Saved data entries
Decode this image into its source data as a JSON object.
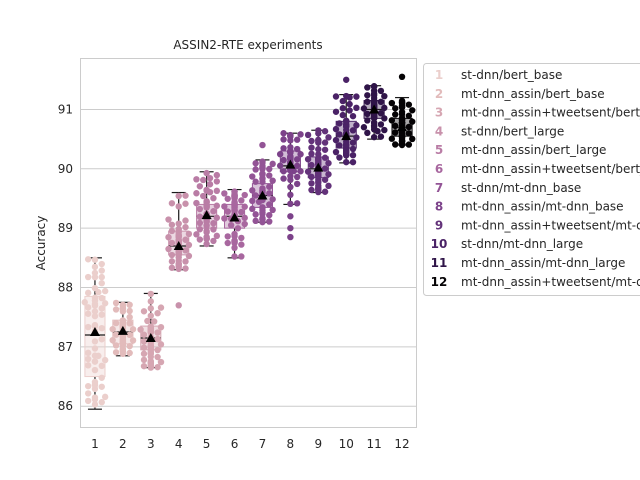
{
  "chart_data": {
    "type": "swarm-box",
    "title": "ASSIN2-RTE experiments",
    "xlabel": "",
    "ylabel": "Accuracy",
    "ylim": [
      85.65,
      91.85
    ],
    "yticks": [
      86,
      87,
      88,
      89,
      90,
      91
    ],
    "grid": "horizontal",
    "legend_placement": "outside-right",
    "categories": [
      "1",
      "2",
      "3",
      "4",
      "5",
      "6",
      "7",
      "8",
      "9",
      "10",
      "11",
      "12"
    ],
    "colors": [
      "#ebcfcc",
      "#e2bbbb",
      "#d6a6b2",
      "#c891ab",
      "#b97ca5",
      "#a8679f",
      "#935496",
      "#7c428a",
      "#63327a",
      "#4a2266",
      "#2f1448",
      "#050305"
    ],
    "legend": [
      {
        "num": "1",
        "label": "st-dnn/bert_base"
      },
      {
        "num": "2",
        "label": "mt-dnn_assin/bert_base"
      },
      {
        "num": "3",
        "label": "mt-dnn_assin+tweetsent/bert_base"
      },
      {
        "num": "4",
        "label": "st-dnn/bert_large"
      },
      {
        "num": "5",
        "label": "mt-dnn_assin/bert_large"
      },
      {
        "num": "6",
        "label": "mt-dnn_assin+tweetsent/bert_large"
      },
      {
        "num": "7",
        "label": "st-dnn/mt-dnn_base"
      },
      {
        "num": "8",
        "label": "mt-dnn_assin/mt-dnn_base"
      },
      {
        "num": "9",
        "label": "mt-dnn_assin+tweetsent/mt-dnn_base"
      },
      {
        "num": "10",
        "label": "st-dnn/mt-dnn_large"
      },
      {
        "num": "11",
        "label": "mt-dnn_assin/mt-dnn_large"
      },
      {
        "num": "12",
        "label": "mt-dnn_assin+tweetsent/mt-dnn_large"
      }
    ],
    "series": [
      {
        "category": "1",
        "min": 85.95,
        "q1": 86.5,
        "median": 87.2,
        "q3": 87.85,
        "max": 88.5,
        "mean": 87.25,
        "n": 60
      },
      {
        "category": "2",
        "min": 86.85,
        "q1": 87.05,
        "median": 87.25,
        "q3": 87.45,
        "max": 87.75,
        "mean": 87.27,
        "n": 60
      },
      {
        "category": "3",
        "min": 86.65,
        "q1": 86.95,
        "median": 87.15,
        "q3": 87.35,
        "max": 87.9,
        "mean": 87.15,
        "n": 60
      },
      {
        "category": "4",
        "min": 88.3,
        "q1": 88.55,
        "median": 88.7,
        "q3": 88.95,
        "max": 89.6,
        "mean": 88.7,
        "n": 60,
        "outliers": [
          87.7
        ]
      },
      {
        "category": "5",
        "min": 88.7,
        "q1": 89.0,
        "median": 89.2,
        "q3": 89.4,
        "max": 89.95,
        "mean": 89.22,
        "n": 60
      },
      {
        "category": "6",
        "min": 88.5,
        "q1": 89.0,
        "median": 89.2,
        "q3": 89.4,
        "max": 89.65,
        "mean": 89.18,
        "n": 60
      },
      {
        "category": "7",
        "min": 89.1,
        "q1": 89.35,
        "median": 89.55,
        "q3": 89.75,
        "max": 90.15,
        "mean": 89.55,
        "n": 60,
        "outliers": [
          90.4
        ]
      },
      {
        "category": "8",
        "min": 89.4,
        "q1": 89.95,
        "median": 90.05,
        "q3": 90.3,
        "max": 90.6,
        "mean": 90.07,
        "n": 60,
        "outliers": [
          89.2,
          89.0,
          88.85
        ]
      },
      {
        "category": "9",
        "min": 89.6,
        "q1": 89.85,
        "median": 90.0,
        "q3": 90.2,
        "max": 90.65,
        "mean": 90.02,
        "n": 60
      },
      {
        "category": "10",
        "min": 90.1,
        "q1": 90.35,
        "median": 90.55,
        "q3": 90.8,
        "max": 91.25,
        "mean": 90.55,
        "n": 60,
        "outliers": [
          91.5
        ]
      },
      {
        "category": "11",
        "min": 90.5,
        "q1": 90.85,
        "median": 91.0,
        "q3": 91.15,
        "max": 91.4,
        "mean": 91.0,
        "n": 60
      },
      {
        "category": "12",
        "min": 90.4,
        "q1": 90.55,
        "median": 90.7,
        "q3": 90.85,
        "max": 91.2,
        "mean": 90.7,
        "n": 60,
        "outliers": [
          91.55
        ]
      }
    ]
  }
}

PROMPT.
Quote the data above in full and without alteration; skip the pictures.

EXERCISE SOLUTION.
Decode this image into its source data as a JSON object.
{
  "chart_data": {
    "type": "swarm-box",
    "title": "ASSIN2-RTE experiments",
    "xlabel": "",
    "ylabel": "Accuracy",
    "ylim": [
      85.65,
      91.85
    ],
    "yticks": [
      86,
      87,
      88,
      89,
      90,
      91
    ],
    "grid": "horizontal",
    "legend_placement": "outside-right",
    "categories": [
      "1",
      "2",
      "3",
      "4",
      "5",
      "6",
      "7",
      "8",
      "9",
      "10",
      "11",
      "12"
    ],
    "colors": [
      "#ebcfcc",
      "#e2bbbb",
      "#d6a6b2",
      "#c891ab",
      "#b97ca5",
      "#a8679f",
      "#935496",
      "#7c428a",
      "#63327a",
      "#4a2266",
      "#2f1448",
      "#050305"
    ],
    "legend": [
      {
        "num": "1",
        "label": "st-dnn/bert_base"
      },
      {
        "num": "2",
        "label": "mt-dnn_assin/bert_base"
      },
      {
        "num": "3",
        "label": "mt-dnn_assin+tweetsent/bert_base"
      },
      {
        "num": "4",
        "label": "st-dnn/bert_large"
      },
      {
        "num": "5",
        "label": "mt-dnn_assin/bert_large"
      },
      {
        "num": "6",
        "label": "mt-dnn_assin+tweetsent/bert_large"
      },
      {
        "num": "7",
        "label": "st-dnn/mt-dnn_base"
      },
      {
        "num": "8",
        "label": "mt-dnn_assin/mt-dnn_base"
      },
      {
        "num": "9",
        "label": "mt-dnn_assin+tweetsent/mt-dnn_base"
      },
      {
        "num": "10",
        "label": "st-dnn/mt-dnn_large"
      },
      {
        "num": "11",
        "label": "mt-dnn_assin/mt-dnn_large"
      },
      {
        "num": "12",
        "label": "mt-dnn_assin+tweetsent/mt-dnn_large"
      }
    ],
    "series": [
      {
        "category": "1",
        "min": 85.95,
        "q1": 86.5,
        "median": 87.2,
        "q3": 87.85,
        "max": 88.5,
        "mean": 87.25,
        "n": 60
      },
      {
        "category": "2",
        "min": 86.85,
        "q1": 87.05,
        "median": 87.25,
        "q3": 87.45,
        "max": 87.75,
        "mean": 87.27,
        "n": 60
      },
      {
        "category": "3",
        "min": 86.65,
        "q1": 86.95,
        "median": 87.15,
        "q3": 87.35,
        "max": 87.9,
        "mean": 87.15,
        "n": 60
      },
      {
        "category": "4",
        "min": 88.3,
        "q1": 88.55,
        "median": 88.7,
        "q3": 88.95,
        "max": 89.6,
        "mean": 88.7,
        "n": 60,
        "outliers": [
          87.7
        ]
      },
      {
        "category": "5",
        "min": 88.7,
        "q1": 89.0,
        "median": 89.2,
        "q3": 89.4,
        "max": 89.95,
        "mean": 89.22,
        "n": 60
      },
      {
        "category": "6",
        "min": 88.5,
        "q1": 89.0,
        "median": 89.2,
        "q3": 89.4,
        "max": 89.65,
        "mean": 89.18,
        "n": 60
      },
      {
        "category": "7",
        "min": 89.1,
        "q1": 89.35,
        "median": 89.55,
        "q3": 89.75,
        "max": 90.15,
        "mean": 89.55,
        "n": 60,
        "outliers": [
          90.4
        ]
      },
      {
        "category": "8",
        "min": 89.4,
        "q1": 89.95,
        "median": 90.05,
        "q3": 90.3,
        "max": 90.6,
        "mean": 90.07,
        "n": 60,
        "outliers": [
          89.2,
          89.0,
          88.85
        ]
      },
      {
        "category": "9",
        "min": 89.6,
        "q1": 89.85,
        "median": 90.0,
        "q3": 90.2,
        "max": 90.65,
        "mean": 90.02,
        "n": 60
      },
      {
        "category": "10",
        "min": 90.1,
        "q1": 90.35,
        "median": 90.55,
        "q3": 90.8,
        "max": 91.25,
        "mean": 90.55,
        "n": 60,
        "outliers": [
          91.5
        ]
      },
      {
        "category": "11",
        "min": 90.5,
        "q1": 90.85,
        "median": 91.0,
        "q3": 91.15,
        "max": 91.4,
        "mean": 91.0,
        "n": 60
      },
      {
        "category": "12",
        "min": 90.4,
        "q1": 90.55,
        "median": 90.7,
        "q3": 90.85,
        "max": 91.2,
        "mean": 90.7,
        "n": 60,
        "outliers": [
          91.55
        ]
      }
    ]
  }
}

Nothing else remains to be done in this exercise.